* TASK:
Lay out the stretch of data from the line containing "List every element" through the line containing "1377, 1016, 1413]", both included, as a numbered list, leaving out any blank lines. Give only those lines.

* RECORDS PROVIDED:
[Begin]

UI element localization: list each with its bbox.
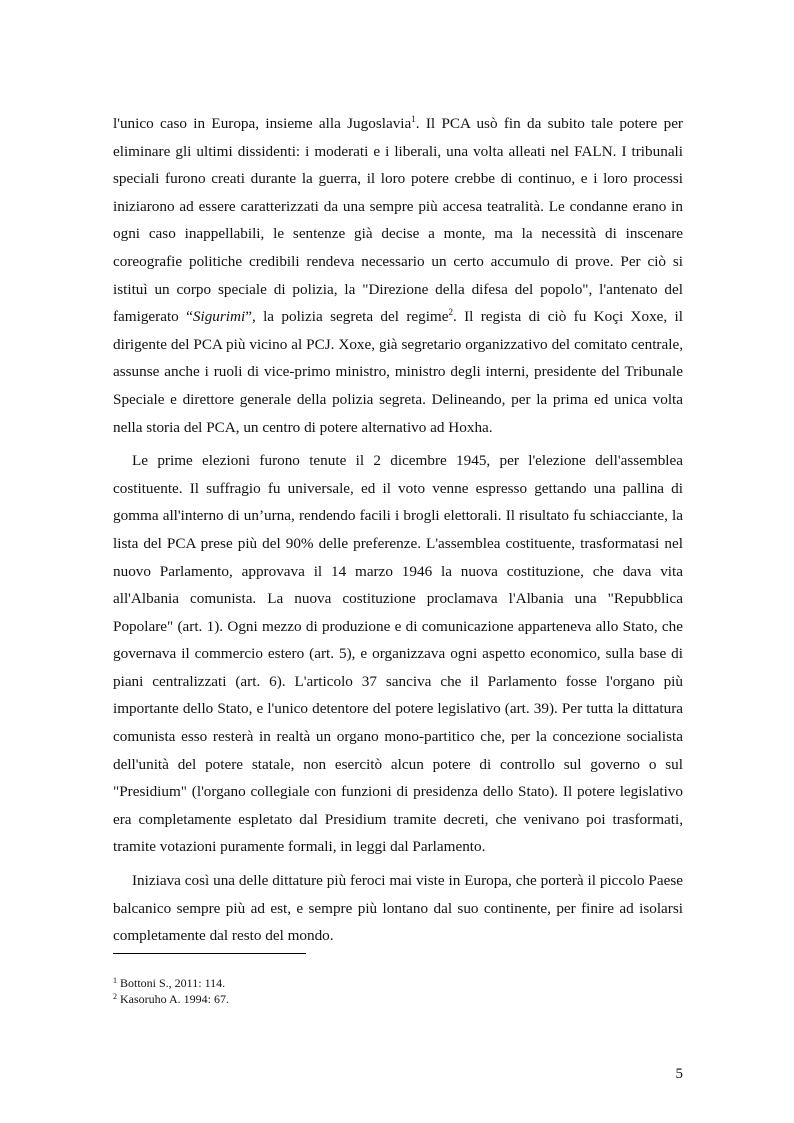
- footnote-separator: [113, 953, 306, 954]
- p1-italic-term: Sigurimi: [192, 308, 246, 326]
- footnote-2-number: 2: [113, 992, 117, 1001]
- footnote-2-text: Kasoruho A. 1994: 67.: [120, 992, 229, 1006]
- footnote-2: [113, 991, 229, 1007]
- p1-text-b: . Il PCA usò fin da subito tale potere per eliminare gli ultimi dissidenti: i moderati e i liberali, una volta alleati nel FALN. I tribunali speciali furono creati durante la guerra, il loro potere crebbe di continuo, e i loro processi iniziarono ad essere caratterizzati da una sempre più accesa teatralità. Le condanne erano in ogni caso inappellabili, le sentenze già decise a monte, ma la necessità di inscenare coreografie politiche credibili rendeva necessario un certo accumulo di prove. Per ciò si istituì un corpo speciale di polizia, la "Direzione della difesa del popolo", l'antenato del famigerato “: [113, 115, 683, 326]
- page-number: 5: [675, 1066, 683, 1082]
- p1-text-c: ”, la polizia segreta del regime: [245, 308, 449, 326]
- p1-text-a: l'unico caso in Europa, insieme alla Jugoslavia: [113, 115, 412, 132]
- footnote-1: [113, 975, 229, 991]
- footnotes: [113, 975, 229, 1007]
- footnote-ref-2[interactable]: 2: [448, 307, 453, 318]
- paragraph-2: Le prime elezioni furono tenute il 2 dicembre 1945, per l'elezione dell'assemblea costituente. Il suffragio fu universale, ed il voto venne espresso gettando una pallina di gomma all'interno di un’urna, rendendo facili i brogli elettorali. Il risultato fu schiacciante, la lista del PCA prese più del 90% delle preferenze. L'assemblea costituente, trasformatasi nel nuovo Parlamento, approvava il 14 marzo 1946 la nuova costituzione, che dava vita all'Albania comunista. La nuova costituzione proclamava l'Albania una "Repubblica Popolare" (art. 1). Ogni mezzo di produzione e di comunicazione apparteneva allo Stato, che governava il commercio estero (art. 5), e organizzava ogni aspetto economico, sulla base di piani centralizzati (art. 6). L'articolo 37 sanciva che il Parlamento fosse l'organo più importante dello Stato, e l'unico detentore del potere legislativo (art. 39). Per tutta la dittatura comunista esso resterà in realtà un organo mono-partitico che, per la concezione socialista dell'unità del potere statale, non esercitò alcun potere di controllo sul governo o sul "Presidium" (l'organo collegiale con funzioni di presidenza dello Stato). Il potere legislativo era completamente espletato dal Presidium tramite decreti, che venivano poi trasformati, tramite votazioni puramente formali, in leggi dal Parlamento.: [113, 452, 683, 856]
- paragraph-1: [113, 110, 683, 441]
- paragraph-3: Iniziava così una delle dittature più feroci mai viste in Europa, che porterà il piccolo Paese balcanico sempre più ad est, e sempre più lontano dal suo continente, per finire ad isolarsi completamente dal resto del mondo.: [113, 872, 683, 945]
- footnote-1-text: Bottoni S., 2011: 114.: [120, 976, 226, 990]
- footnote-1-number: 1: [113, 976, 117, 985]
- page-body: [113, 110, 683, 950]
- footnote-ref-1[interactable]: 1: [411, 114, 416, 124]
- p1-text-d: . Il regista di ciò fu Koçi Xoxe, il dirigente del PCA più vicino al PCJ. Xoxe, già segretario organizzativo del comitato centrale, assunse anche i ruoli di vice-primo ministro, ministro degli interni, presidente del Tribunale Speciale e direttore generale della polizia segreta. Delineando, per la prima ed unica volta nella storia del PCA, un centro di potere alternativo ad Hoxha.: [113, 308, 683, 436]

[End]
[Begin]

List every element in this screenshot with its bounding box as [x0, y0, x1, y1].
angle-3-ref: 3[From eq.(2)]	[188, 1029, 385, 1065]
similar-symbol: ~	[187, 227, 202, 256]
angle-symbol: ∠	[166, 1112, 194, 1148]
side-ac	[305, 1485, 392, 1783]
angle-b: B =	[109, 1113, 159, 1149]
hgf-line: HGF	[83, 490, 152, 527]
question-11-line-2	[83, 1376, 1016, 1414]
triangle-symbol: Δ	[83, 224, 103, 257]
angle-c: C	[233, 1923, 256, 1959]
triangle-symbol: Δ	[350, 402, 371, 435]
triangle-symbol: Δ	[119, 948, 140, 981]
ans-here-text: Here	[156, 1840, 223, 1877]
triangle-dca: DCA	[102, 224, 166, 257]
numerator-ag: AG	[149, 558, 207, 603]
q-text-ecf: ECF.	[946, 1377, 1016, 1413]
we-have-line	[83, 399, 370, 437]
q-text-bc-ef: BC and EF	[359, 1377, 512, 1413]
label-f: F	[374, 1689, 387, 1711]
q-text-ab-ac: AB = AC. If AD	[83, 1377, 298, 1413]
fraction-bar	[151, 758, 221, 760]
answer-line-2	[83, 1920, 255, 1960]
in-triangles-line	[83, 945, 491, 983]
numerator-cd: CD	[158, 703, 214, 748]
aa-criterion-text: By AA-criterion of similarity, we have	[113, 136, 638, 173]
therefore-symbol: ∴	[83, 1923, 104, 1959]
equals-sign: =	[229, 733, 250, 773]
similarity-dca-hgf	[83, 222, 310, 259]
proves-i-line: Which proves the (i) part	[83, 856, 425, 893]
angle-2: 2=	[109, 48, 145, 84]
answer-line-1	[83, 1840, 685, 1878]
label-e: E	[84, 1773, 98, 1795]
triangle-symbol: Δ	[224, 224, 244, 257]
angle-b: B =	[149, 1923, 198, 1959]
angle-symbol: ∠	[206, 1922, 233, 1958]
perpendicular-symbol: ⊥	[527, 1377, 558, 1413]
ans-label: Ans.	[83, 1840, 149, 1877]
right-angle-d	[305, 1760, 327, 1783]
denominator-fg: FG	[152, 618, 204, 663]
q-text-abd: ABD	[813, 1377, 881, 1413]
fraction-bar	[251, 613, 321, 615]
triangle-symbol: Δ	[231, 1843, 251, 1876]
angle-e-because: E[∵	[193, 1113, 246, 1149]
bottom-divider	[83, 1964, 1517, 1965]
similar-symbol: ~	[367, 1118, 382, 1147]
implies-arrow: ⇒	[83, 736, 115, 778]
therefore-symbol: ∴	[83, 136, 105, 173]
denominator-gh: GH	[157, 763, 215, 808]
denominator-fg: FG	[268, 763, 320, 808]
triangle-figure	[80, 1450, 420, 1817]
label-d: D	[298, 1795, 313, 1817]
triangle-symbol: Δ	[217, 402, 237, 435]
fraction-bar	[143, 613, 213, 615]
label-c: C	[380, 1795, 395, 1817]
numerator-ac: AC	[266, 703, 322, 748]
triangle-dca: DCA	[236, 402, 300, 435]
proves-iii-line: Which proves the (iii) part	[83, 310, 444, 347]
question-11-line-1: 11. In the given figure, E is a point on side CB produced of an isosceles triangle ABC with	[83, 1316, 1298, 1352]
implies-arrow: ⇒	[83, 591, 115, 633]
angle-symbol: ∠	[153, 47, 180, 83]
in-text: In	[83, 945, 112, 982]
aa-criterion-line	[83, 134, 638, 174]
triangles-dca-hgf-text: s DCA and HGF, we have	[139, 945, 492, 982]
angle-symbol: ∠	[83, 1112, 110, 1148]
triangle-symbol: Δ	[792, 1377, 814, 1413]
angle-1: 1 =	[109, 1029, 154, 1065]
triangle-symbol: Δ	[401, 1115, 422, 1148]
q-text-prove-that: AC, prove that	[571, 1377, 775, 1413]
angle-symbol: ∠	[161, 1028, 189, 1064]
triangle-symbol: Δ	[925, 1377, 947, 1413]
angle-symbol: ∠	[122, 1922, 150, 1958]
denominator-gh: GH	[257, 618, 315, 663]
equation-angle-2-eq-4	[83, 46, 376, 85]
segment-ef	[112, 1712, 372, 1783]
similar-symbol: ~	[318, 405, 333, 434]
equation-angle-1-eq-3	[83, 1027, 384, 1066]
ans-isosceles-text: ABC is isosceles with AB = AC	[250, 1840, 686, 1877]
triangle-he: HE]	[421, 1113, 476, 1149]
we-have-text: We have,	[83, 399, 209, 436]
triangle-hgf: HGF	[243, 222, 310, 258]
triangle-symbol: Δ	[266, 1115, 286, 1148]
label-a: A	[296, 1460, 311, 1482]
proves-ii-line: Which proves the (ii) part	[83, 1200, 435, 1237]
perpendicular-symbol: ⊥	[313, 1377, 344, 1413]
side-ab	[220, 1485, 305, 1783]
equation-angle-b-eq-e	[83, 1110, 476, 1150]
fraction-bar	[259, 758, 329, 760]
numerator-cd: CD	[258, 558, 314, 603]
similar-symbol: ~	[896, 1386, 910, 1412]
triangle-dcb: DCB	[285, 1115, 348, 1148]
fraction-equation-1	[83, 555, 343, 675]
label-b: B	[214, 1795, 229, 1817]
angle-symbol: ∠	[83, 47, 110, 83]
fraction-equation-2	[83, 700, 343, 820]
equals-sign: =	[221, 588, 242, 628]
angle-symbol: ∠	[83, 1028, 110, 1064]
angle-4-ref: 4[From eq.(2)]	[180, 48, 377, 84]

[End]
[Begin]

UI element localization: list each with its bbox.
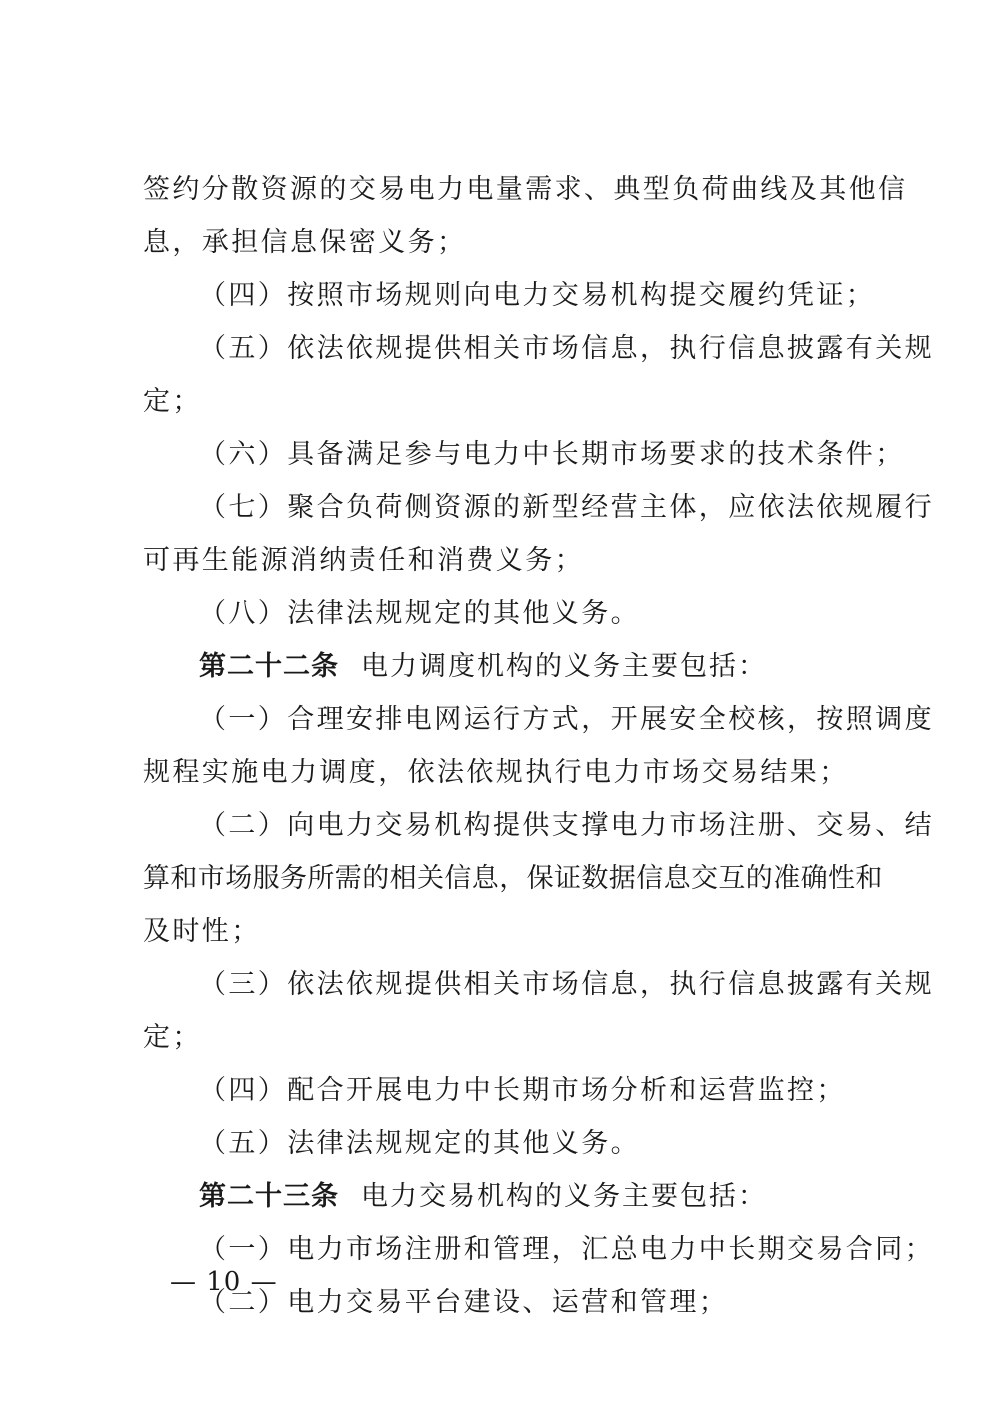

[End]

* SOLUTION:
1. List every element in this screenshot with its bounding box as [x0, y0, x1, y1].
2. angle-3-ref: 3[From eq.(2)]	[188, 1029, 385, 1065]
3. similar-symbol: ~	[187, 227, 202, 256]
4. angle-symbol: ∠	[166, 1112, 194, 1148]
5. side-ac	[305, 1485, 392, 1783]
6. angle-b: B =	[109, 1113, 159, 1149]
7. hgf-line: HGF	[83, 490, 152, 527]
8. question-11-line-2	[83, 1376, 1016, 1414]
9. triangle-symbol: Δ	[83, 224, 103, 257]
10. angle-c: C	[233, 1923, 256, 1959]
11. triangle-symbol: Δ	[350, 402, 371, 435]
12. triangle-symbol: Δ	[119, 948, 140, 981]
13. ans-here-text: Here	[156, 1840, 223, 1877]
14. triangle-dca: DCA	[102, 224, 166, 257]
15. numerator-ag: AG	[149, 558, 207, 603]
16. q-text-ecf: ECF.	[946, 1377, 1016, 1413]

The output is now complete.